#### Records for this exercise
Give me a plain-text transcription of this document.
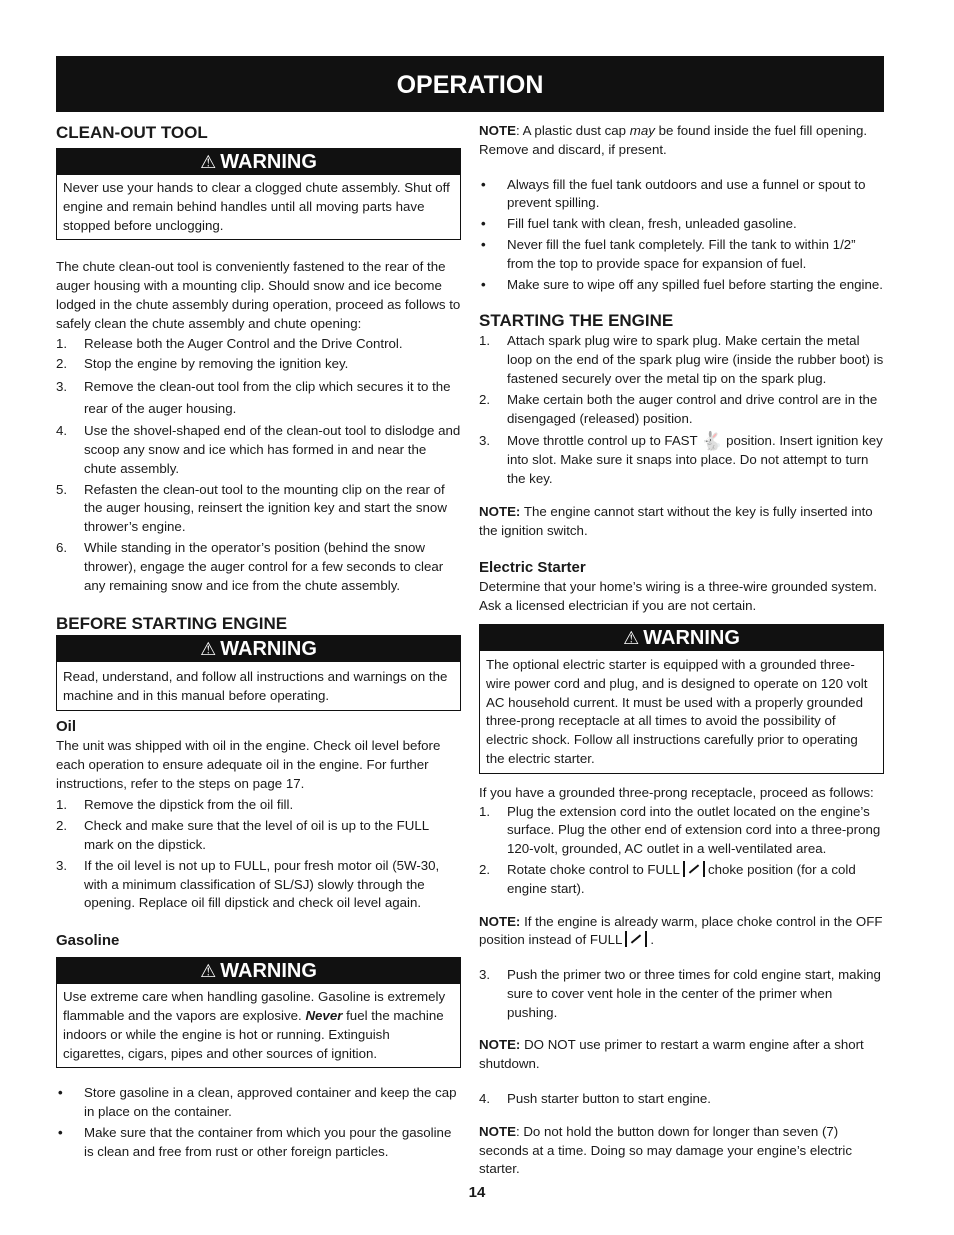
OPERATION
CLEAN-OUT TOOL
⚠ WARNING
Never use your hands to clear a clogged chute assembly. Shut off engine and remain behind handles until all moving parts have stopped before unclogging.

The chute clean-out tool is conveniently fastened to the rear of the auger housing with a mounting clip. Should snow and ice become lodged in the chute assembly during operation, proceed as follows to safely clean the chute assembly and chute opening:

1. Release both the Auger Control and the Drive Control.
2. Stop the engine by removing the ignition key.
3. Remove the clean-out tool from the clip which secures it to the rear of the auger housing.
4. Use the shovel-shaped end of the clean-out tool to dislodge and scoop any snow and ice which has formed in and near the chute assembly.
5. Refasten the clean-out tool to the mounting clip on the rear of the auger housing, reinsert the ignition key and start the snow thrower’s engine.
6. While standing in the operator’s position (behind the snow thrower), engage the auger control for a few seconds to clear any remaining snow and ice from the chute assembly.
BEFORE STARTING ENGINE
⚠ WARNING
Read, understand, and follow all instructions and warnings on the machine and in this manual before operating.
Oil

The unit was shipped with oil in the engine. Check oil level before each operation to ensure adequate oil in the engine. For further instructions, refer to the steps on page 17.

1. Remove the dipstick from the oil fill.
2. Check and make sure that the level of oil is up to the FULL mark on the dipstick.
3. If the oil level is not up to FULL, pour fresh motor oil (5W-30, with a minimum classification of SL/SJ) slowly through the opening. Replace oil fill dipstick and check oil level again.
Gasoline
⚠ WARNING
Use extreme care when handling gasoline. Gasoline is extremely flammable and the vapors are explosive. Never fuel the machine indoors or while the engine is hot or running. Extinguish cigarettes, cigars, pipes and other sources of ignition.
• Store gasoline in a clean, approved container and keep the cap in place on the container.
• Make sure that the container from which you pour the gasoline is clean and free from rust or other foreign particles.

NOTE: A plastic dust cap may be found inside the fuel fill opening. Remove and discard, if present.

• Always fill the fuel tank outdoors and use a funnel or spout to prevent spilling.
• Fill fuel tank with clean, fresh, unleaded gasoline.
• Never fill the fuel tank completely. Fill the tank to within 1/2” from the top to provide space for expansion of fuel.
• Make sure to wipe off any spilled fuel before starting the engine.
STARTING THE ENGINE
1. Attach spark plug wire to spark plug. Make certain the metal loop on the end of the spark plug wire (inside the rubber boot) is fastened securely over the metal tip on the spark plug.
2. Make certain both the auger control and drive control are in the disengaged (released) position.
3. Move throttle control up to FAST 🐇 position. Insert ignition key into slot. Make sure it snaps into place. Do not attempt to turn the key.

NOTE: The engine cannot start without the key is fully inserted into the ignition switch.

Electric Starter

Determine that your home’s wiring is a three-wire grounded system. Ask a licensed electrician if you are not certain.

⚠ WARNING
The optional electric starter is equipped with a grounded three-wire power cord and plug, and is designed to operate on 120 volt AC household current. It must be used with a properly grounded three-prong receptacle at all times to avoid the possibility of electric shock. Follow all instructions carefully prior to operating the electric starter.

If you have a grounded three-prong receptacle, proceed as follows:

1. Plug the extension cord into the outlet located on the engine’s surface. Plug the other end of extension cord into a three-prong 120-volt, grounded, AC outlet in a well-ventilated area.
2. Rotate choke control to FULL choke position (for a cold engine start).

NOTE: If the engine is already warm, place choke control in the OFF position instead of FULL .

3. Push the primer two or three times for cold engine start, making sure to cover vent hole in the center of the primer when pushing.

NOTE: DO NOT use primer to restart a warm engine after a short shutdown.

4. Push starter button to start engine.

NOTE: Do not hold the button down for longer than seven (7) seconds at a time. Doing so may damage your engine’s electric starter.

14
########
• [Prompt]
Without including any pictures, please restate all the records exactly.

• [Response for this exercise]
Give me a plain-text transcription of this document.
OPERATION
CLEAN-OUT TOOL
⚠ WARNING
Never use your hands to clear a clogged chute assembly. Shut off engine and remain behind handles until all moving parts have stopped before unclogging.

The chute clean-out tool is conveniently fastened to the rear of the auger housing with a mounting clip. Should snow and ice become lodged in the chute assembly during operation, proceed as follows to safely clean the chute assembly and chute opening:

1. Release both the Auger Control and the Drive Control.
2. Stop the engine by removing the ignition key.
3. Remove the clean-out tool from the clip which secures it to the rear of the auger housing.
4. Use the shovel-shaped end of the clean-out tool to dislodge and scoop any snow and ice which has formed in and near the chute assembly.
5. Refasten the clean-out tool to the mounting clip on the rear of the auger housing, reinsert the ignition key and start the snow thrower’s engine.
6. While standing in the operator’s position (behind the snow thrower), engage the auger control for a few seconds to clear any remaining snow and ice from the chute assembly.
BEFORE STARTING ENGINE
⚠ WARNING
Read, understand, and follow all instructions and warnings on the machine and in this manual before operating.
Oil

The unit was shipped with oil in the engine. Check oil level before each operation to ensure adequate oil in the engine. For further instructions, refer to the steps on page 17.

1. Remove the dipstick from the oil fill.
2. Check and make sure that the level of oil is up to the FULL mark on the dipstick.
3. If the oil level is not up to FULL, pour fresh motor oil (5W-30, with a minimum classification of SL/SJ) slowly through the opening. Replace oil fill dipstick and check oil level again.
Gasoline
⚠ WARNING
Use extreme care when handling gasoline. Gasoline is extremely flammable and the vapors are explosive. Never fuel the machine indoors or while the engine is hot or running. Extinguish cigarettes, cigars, pipes and other sources of ignition.
• Store gasoline in a clean, approved container and keep the cap in place on the container.
• Make sure that the container from which you pour the gasoline is clean and free from rust or other foreign particles.

NOTE: A plastic dust cap may be found inside the fuel fill opening. Remove and discard, if present.

• Always fill the fuel tank outdoors and use a funnel or spout to prevent spilling.
• Fill fuel tank with clean, fresh, unleaded gasoline.
• Never fill the fuel tank completely. Fill the tank to within 1/2” from the top to provide space for expansion of fuel.
• Make sure to wipe off any spilled fuel before starting the engine.
STARTING THE ENGINE
1. Attach spark plug wire to spark plug. Make certain the metal loop on the end of the spark plug wire (inside the rubber boot) is fastened securely over the metal tip on the spark plug.
2. Make certain both the auger control and drive control are in the disengaged (released) position.
3. Move throttle control up to FAST 🐇 position. Insert ignition key into slot. Make sure it snaps into place. Do not attempt to turn the key.

NOTE: The engine cannot start without the key is fully inserted into the ignition switch.

Electric Starter

Determine that your home’s wiring is a three-wire grounded system. Ask a licensed electrician if you are not certain.

⚠ WARNING
The optional electric starter is equipped with a grounded three-wire power cord and plug, and is designed to operate on 120 volt AC household current. It must be used with a properly grounded three-prong receptacle at all times to avoid the possibility of electric shock. Follow all instructions carefully prior to operating the electric starter.

If you have a grounded three-prong receptacle, proceed as follows:

1. Plug the extension cord into the outlet located on the engine’s surface. Plug the other end of extension cord into a three-prong 120-volt, grounded, AC outlet in a well-ventilated area.
2. Rotate choke control to FULL choke position (for a cold engine start).

NOTE: If the engine is already warm, place choke control in the OFF position instead of FULL .

3. Push the primer two or three times for cold engine start, making sure to cover vent hole in the center of the primer when pushing.

NOTE: DO NOT use primer to restart a warm engine after a short shutdown.

4. Push starter button to start engine.

NOTE: Do not hold the button down for longer than seven (7) seconds at a time. Doing so may damage your engine’s electric starter.

14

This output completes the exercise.